• Input for this task
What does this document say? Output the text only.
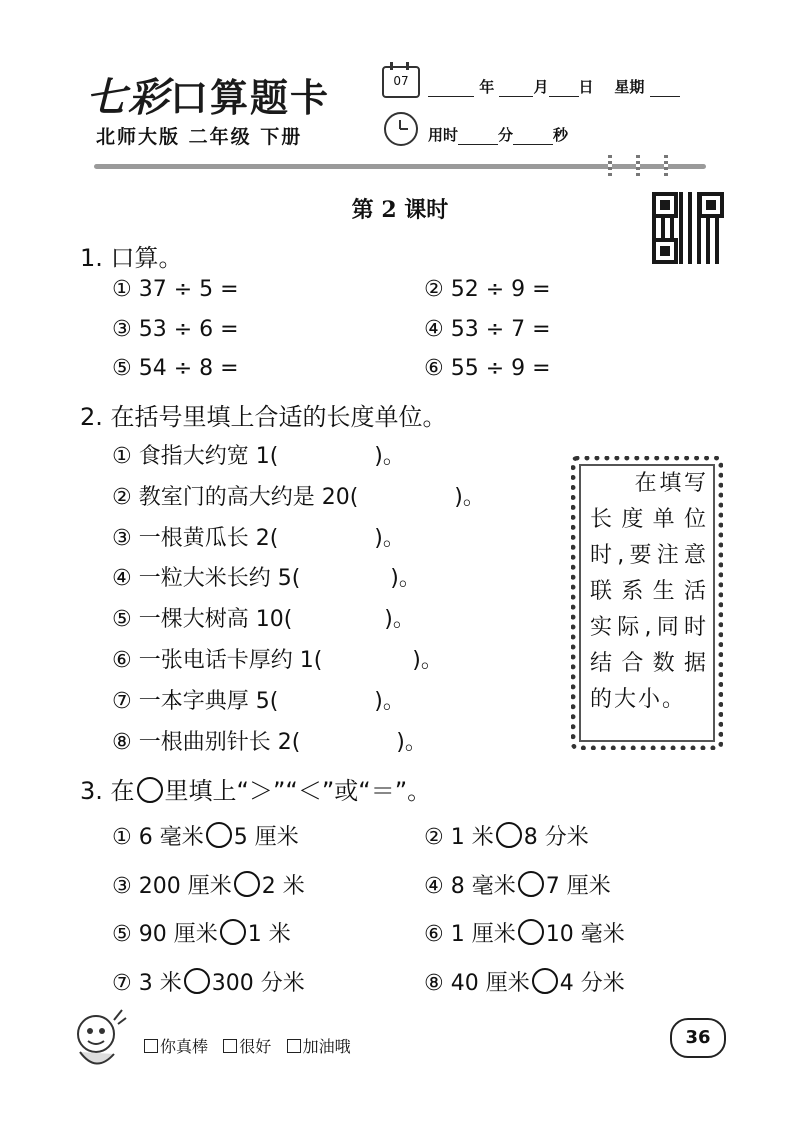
七彩口算题卡
北师大版 二年级 下册
07	年	月 日 星期
用时	分	秒
第 2 课时
1. 口算。
① 37 ÷ 5 =	② 52 ÷ 9 =
③ 53 ÷ 6 =	④ 53 ÷ 7 =
⑤ 54 ÷ 8 =	⑥ 55 ÷ 9 =
2. 在括号里填上合适的长度单位。
① 食指大约宽 1(	)。
② 教室门的高大约是 20(	)。
③ 一根黄瓜长 2(	)。
④ 一粒大米长约 5(	)。
⑤ 一棵大树高 10(	)。
⑥ 一张电话卡厚约 1(	)。
⑦ 一本字典厚 5(	)。
⑧ 一根曲别针长 2(	)。
在填写长度单位时,要注意联系生活实际,同时结合数据的大小。
3. 在 里填上“＞”“＜”或“＝”。
① 6 毫米 5 厘米	② 1 米 8 分米
③ 200 厘米 2 米	④ 8 毫米 7 厘米
⑤ 90 厘米 1 米	⑥ 1 厘米 10 毫米
⑦ 3 米 300 分米	⑧ 40 厘米 4 分米
你真棒 很好 加油哦	36
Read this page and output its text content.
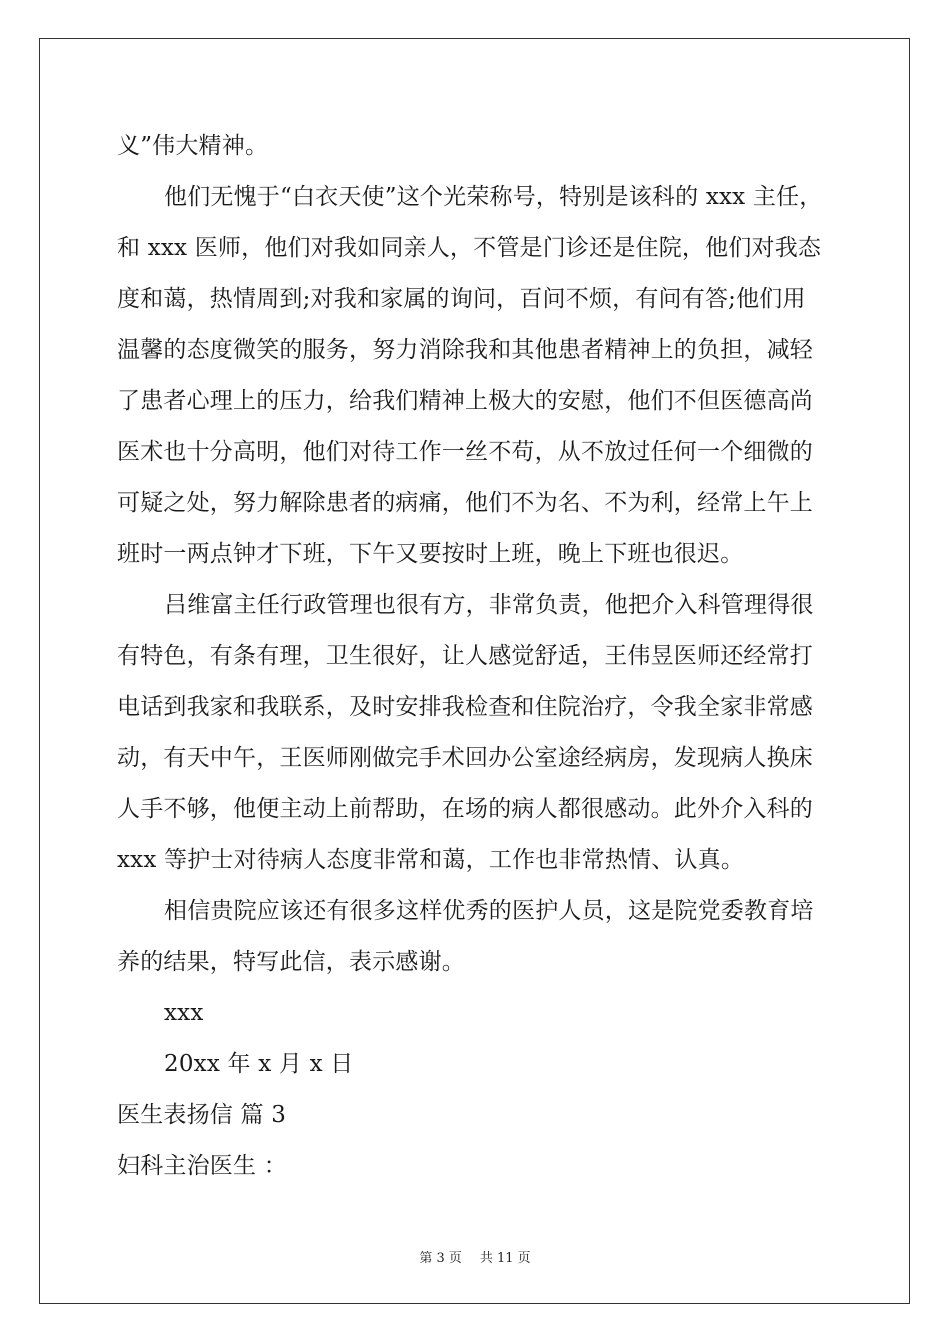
义”伟大精神。
他们无愧于“白衣天使”这个光荣称号，特别是该科的 xxx 主任，
和 xxx 医师，他们对我如同亲人，不管是门诊还是住院，他们对我态
度和蔼，热情周到;对我和家属的询问，百问不烦，有问有答;他们用
温馨的态度微笑的服务，努力消除我和其他患者精神上的负担，减轻
了患者心理上的压力，给我们精神上极大的安慰，他们不但医德高尚
医术也十分高明，他们对待工作一丝不苟，从不放过任何一个细微的
可疑之处，努力解除患者的病痛，他们不为名、不为利，经常上午上
班时一两点钟才下班，下午又要按时上班，晚上下班也很迟。
吕维富主任行政管理也很有方，非常负责，他把介入科管理得很
有特色，有条有理，卫生很好，让人感觉舒适，王伟昱医师还经常打
电话到我家和我联系，及时安排我检查和住院治疗，令我全家非常感
动，有天中午，王医师刚做完手术回办公室途经病房，发现病人换床
人手不够，他便主动上前帮助，在场的病人都很感动。此外介入科的
xxx 等护士对待病人态度非常和蔼，工作也非常热情、认真。
相信贵院应该还有很多这样优秀的医护人员，这是院党委教育培
养的结果，特写此信，表示感谢。
xxx
20xx 年 x 月 x 日
医生表扬信 篇 3
妇科主治医生 ：
第 3 页 共 11 页
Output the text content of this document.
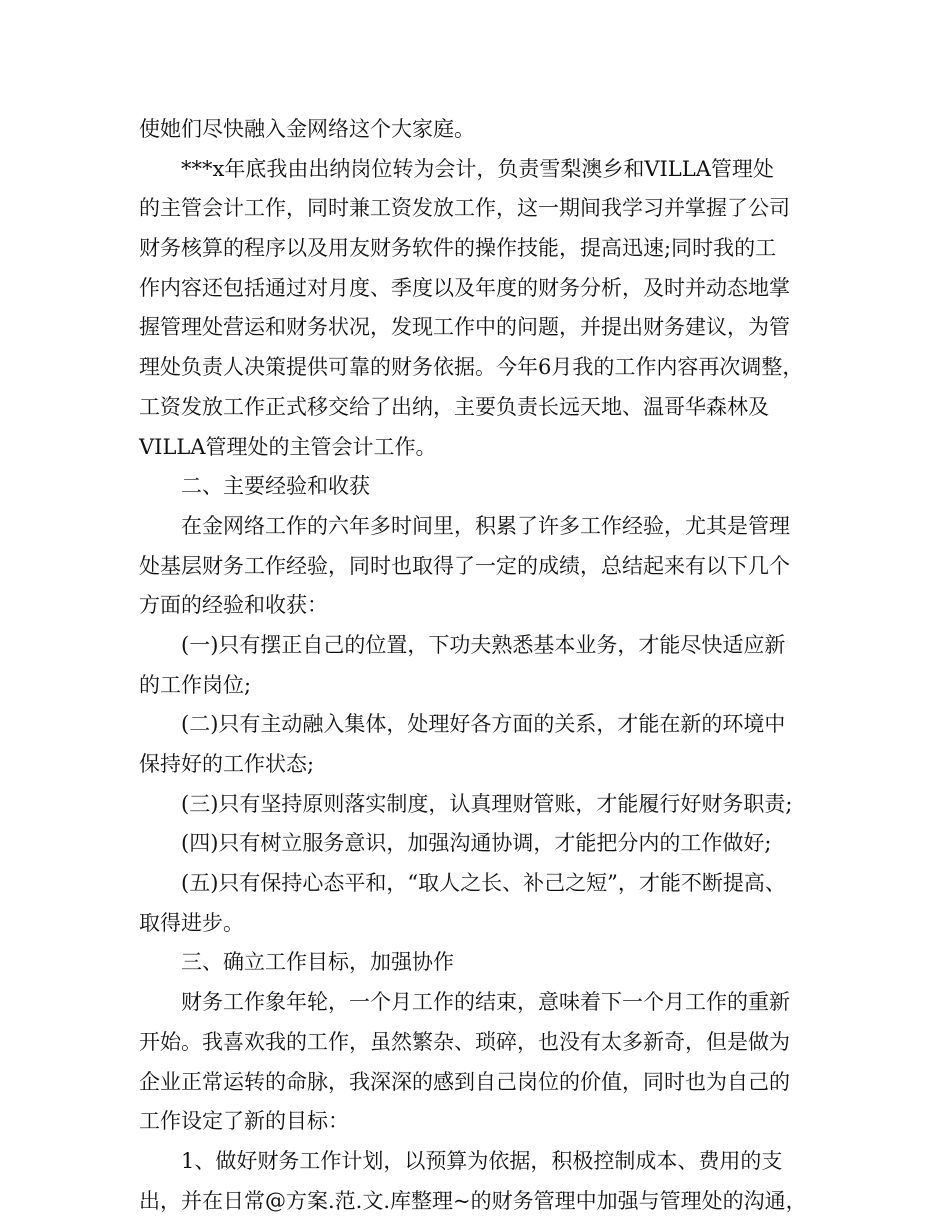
使她们尽快融入金网络这个大家庭。
　　***x年底我由出纳岗位转为会计，负责雪梨澳乡和VILLA管理处
的主管会计工作，同时兼工资发放工作，这一期间我学习并掌握了公司
财务核算的程序以及用友财务软件的操作技能，提高迅速;同时我的工
作内容还包括通过对月度、季度以及年度的财务分析，及时并动态地掌
握管理处营运和财务状况，发现工作中的问题，并提出财务建议，为管
理处负责人决策提供可靠的财务依据。今年6月我的工作内容再次调整，
工资发放工作正式移交给了出纳，主要负责长远天地、温哥华森林及
VILLA管理处的主管会计工作。
　　二、主要经验和收获
　　在金网络工作的六年多时间里，积累了许多工作经验，尤其是管理
处基层财务工作经验，同时也取得了一定的成绩，总结起来有以下几个
方面的经验和收获：
　　(一)只有摆正自己的位置，下功夫熟悉基本业务，才能尽快适应新
的工作岗位;
　　(二)只有主动融入集体，处理好各方面的关系，才能在新的环境中
保持好的工作状态;
　　(三)只有坚持原则落实制度，认真理财管账，才能履行好财务职责;
　　(四)只有树立服务意识，加强沟通协调，才能把分内的工作做好;
　　(五)只有保持心态平和，“取人之长、补己之短”，才能不断提高、
取得进步。
　　三、确立工作目标，加强协作
　　财务工作象年轮，一个月工作的结束，意味着下一个月工作的重新
开始。我喜欢我的工作，虽然繁杂、琐碎，也没有太多新奇，但是做为
企业正常运转的命脉，我深深的感到自己岗位的价值，同时也为自己的
工作设定了新的目标：
　　1、做好财务工作计划，以预算为依据，积极控制成本、费用的支
出，并在日常@方案.范.文.库整理~的财务管理中加强与管理处的沟通，
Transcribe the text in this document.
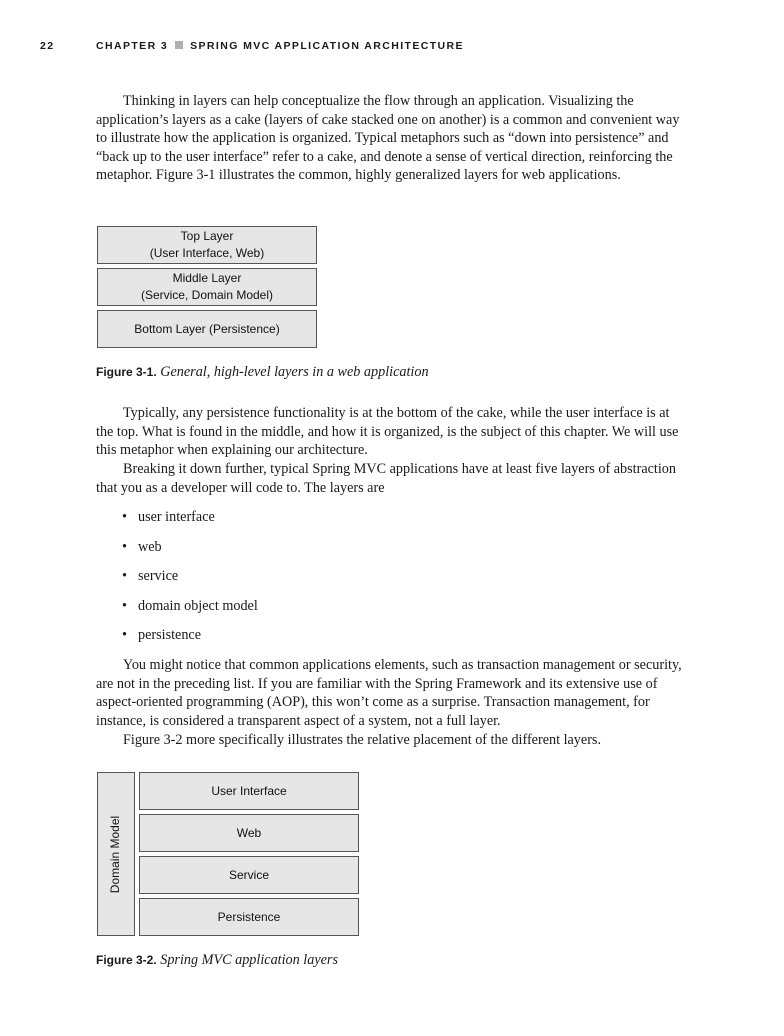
22	CHAPTER 3 SPRING MVC APPLICATION ARCHITECTURE

Thinking in layers can help conceptualize the flow through an application. Visualizing the application’s layers as a cake (layers of cake stacked one on another) is a common and convenient way to illustrate how the application is organized. Typical metaphors such as “down into persistence” and “back up to the user interface” refer to a cake, and denote a sense of vertical direction, reinforcing the metaphor. Figure 3-1 illustrates the common, highly generalized layers for web applications.

Top Layer
(User Interface, Web)
Middle Layer
(Service, Domain Model)
Bottom Layer (Persistence)
Figure 3-1. General, high-level layers in a web application

Typically, any persistence functionality is at the bottom of the cake, while the user interface is at the top. What is found in the middle, and how it is organized, is the subject of this chapter. We will use this metaphor when explaining our architecture.

Breaking it down further, typical Spring MVC applications have at least five layers of abstraction that you as a developer will code to. The layers are

• user interface
• web
• service
• domain object model
• persistence

You might notice that common applications elements, such as transaction management or security, are not in the preceding list. If you are familiar with the Spring Framework and its extensive use of aspect-oriented programming (AOP), this won’t come as a surprise. Transaction management, for instance, is considered a transparent aspect of a system, not a full layer.

Figure 3-2 more specifically illustrates the relative placement of the different layers.

Domain Model
User Interface
Web
Service
Persistence
Figure 3-2. Spring MVC application layers
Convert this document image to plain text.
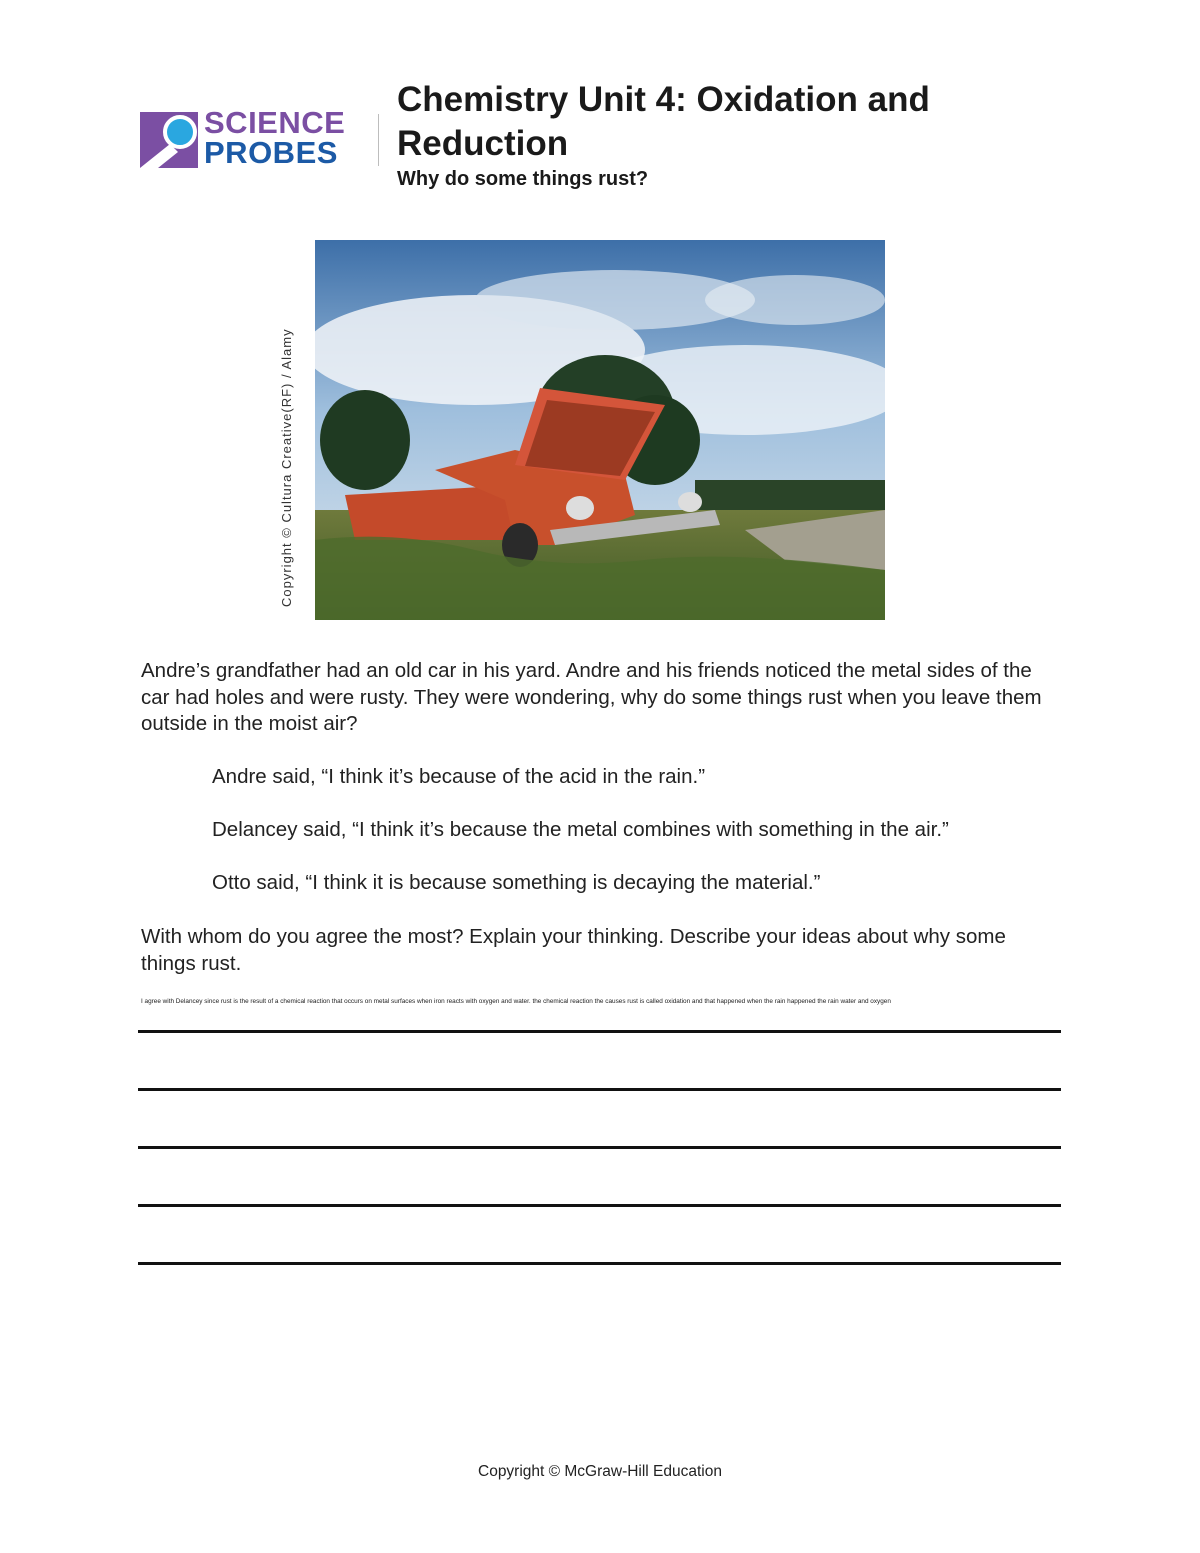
SCIENCE
PROBES
Chemistry Unit 4: Oxidation and Reduction
Why do some things rust?
Copyright © Cultura Creative(RF) / Alamy

Andre’s grandfather had an old car in his yard. Andre and his friends noticed the metal sides of the car had holes and were rusty. They were wondering, why do some things rust when you leave them outside in the moist air?

Andre said, “I think it’s because of the acid in the rain.”

Delancey said, “I think it’s because the metal combines with something in the air.”

Otto said, “I think it is because something is decaying the material.”

With whom do you agree the most? Explain your thinking. Describe your ideas about why some things rust.

I agree with Delancey since rust is the result of a chemical reaction that occurs on metal surfaces when iron reacts with oxygen and water. the chemical reaction the causes rust is called oxidation and that happened when the rain happened the rain water and oxygen
Copyright © McGraw-Hill Education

• Written instruction
Write out the listing word for word, omitting the pictures it holds.

• Written answer
What does this document say? Output the text only.
七彩口算题卡
北师大版 二年级 下册
07	年	月 日 星期
用时	分	秒
第 2 课时
1. 口算。
① 37 ÷ 5 =	② 52 ÷ 9 =
③ 53 ÷ 6 =	④ 53 ÷ 7 =
⑤ 54 ÷ 8 =	⑥ 55 ÷ 9 =
2. 在括号里填上合适的长度单位。
① 食指大约宽 1(	)。
② 教室门的高大约是 20(	)。
③ 一根黄瓜长 2(	)。
④ 一粒大米长约 5(	)。
⑤ 一棵大树高 10(	)。
⑥ 一张电话卡厚约 1(	)。
⑦ 一本字典厚 5(	)。
⑧ 一根曲别针长 2(	)。
在填写长度单位时,要注意联系生活实际,同时结合数据的大小。
3. 在 里填上“＞”“＜”或“＝”。
① 6 毫米 5 厘米	② 1 米 8 分米
③ 200 厘米 2 米	④ 8 毫米 7 厘米
⑤ 90 厘米 1 米	⑥ 1 厘米 10 毫米
⑦ 3 米 300 分米	⑧ 40 厘米 4 分米
你真棒 很好 加油哦	36
Read this page and output its text content.
义”伟大精神。
他们无愧于“白衣天使”这个光荣称号，特别是该科的 xxx 主任，
和 xxx 医师，他们对我如同亲人，不管是门诊还是住院，他们对我态
度和蔼，热情周到;对我和家属的询问，百问不烦，有问有答;他们用
温馨的态度微笑的服务，努力消除我和其他患者精神上的负担，减轻
了患者心理上的压力，给我们精神上极大的安慰，他们不但医德高尚
医术也十分高明，他们对待工作一丝不苟，从不放过任何一个细微的
可疑之处，努力解除患者的病痛，他们不为名、不为利，经常上午上
班时一两点钟才下班，下午又要按时上班，晚上下班也很迟。
吕维富主任行政管理也很有方，非常负责，他把介入科管理得很
有特色，有条有理，卫生很好，让人感觉舒适，王伟昱医师还经常打
电话到我家和我联系，及时安排我检查和住院治疗，令我全家非常感
动，有天中午，王医师刚做完手术回办公室途经病房，发现病人换床
人手不够，他便主动上前帮助，在场的病人都很感动。此外介入科的
xxx 等护士对待病人态度非常和蔼，工作也非常热情、认真。
相信贵院应该还有很多这样优秀的医护人员，这是院党委教育培
养的结果，特写此信，表示感谢。
xxx
20xx 年 x 月 x 日
医生表扬信 篇 3
妇科主治医生 ：
第 3 页 共 11 页
Output the text content of this document.
使她们尽快融入金网络这个大家庭。
　　***x年底我由出纳岗位转为会计，负责雪梨澳乡和VILLA管理处
的主管会计工作，同时兼工资发放工作，这一期间我学习并掌握了公司
财务核算的程序以及用友财务软件的操作技能，提高迅速;同时我的工
作内容还包括通过对月度、季度以及年度的财务分析，及时并动态地掌
握管理处营运和财务状况，发现工作中的问题，并提出财务建议，为管
理处负责人决策提供可靠的财务依据。今年6月我的工作内容再次调整，
工资发放工作正式移交给了出纳，主要负责长远天地、温哥华森林及
VILLA管理处的主管会计工作。
　　二、主要经验和收获
　　在金网络工作的六年多时间里，积累了许多工作经验，尤其是管理
处基层财务工作经验，同时也取得了一定的成绩，总结起来有以下几个
方面的经验和收获：
　　(一)只有摆正自己的位置，下功夫熟悉基本业务，才能尽快适应新
的工作岗位;
　　(二)只有主动融入集体，处理好各方面的关系，才能在新的环境中
保持好的工作状态;
　　(三)只有坚持原则落实制度，认真理财管账，才能履行好财务职责;
　　(四)只有树立服务意识，加强沟通协调，才能把分内的工作做好;
　　(五)只有保持心态平和，“取人之长、补己之短”，才能不断提高、
取得进步。
　　三、确立工作目标，加强协作
　　财务工作象年轮，一个月工作的结束，意味着下一个月工作的重新
开始。我喜欢我的工作，虽然繁杂、琐碎，也没有太多新奇，但是做为
企业正常运转的命脉，我深深的感到自己岗位的价值，同时也为自己的
工作设定了新的目标：
　　1、做好财务工作计划，以预算为依据，积极控制成本、费用的支
出，并在日常@方案.范.文.库整理~的财务管理中加强与管理处的沟通，
Transcribe the text in this document.
22	CHAPTER 3 SPRING MVC APPLICATION ARCHITECTURE

Thinking in layers can help conceptualize the flow through an application. Visualizing the application’s layers as a cake (layers of cake stacked one on another) is a common and convenient way to illustrate how the application is organized. Typical metaphors such as “down into persistence” and “back up to the user interface” refer to a cake, and denote a sense of vertical direction, reinforcing the metaphor. Figure 3-1 illustrates the common, highly generalized layers for web applications.

Top Layer
(User Interface, Web)
Middle Layer
(Service, Domain Model)
Bottom Layer (Persistence)
Figure 3-1. General, high-level layers in a web application

Typically, any persistence functionality is at the bottom of the cake, while the user interface is at the top. What is found in the middle, and how it is organized, is the subject of this chapter. We will use this metaphor when explaining our architecture.

Breaking it down further, typical Spring MVC applications have at least five layers of abstraction that you as a developer will code to. The layers are

• user interface
• web
• service
• domain object model
• persistence

You might notice that common applications elements, such as transaction management or security, are not in the preceding list. If you are familiar with the Spring Framework and its extensive use of aspect-oriented programming (AOP), this won’t come as a surprise. Transaction management, for instance, is considered a transparent aspect of a system, not a full layer.

Figure 3-2 more specifically illustrates the relative placement of the different layers.

Domain Model
User Interface
Web
Service
Persistence
Figure 3-2. Spring MVC application layers
Convert this document image to plain text.
SCIENCE
PROBES
Chemistry Unit 4: Oxidation and Reduction
Why do some things rust?
Copyright © Cultura Creative(RF) / Alamy

Andre’s grandfather had an old car in his yard. Andre and his friends noticed the metal sides of the car had holes and were rusty. They were wondering, why do some things rust when you leave them outside in the moist air?

Andre said, “I think it’s because of the acid in the rain.”

Delancey said, “I think it’s because the metal combines with something in the air.”

Otto said, “I think it is because something is decaying the material.”

With whom do you agree the most? Explain your thinking. Describe your ideas about why some things rust.

I agree with Delancey since rust is the result of a chemical reaction that occurs on metal surfaces when iron reacts with oxygen and water. the chemical reaction the causes rust is called oxidation and that happened when the rain happened the rain water and oxygen
Copyright © McGraw-Hill Education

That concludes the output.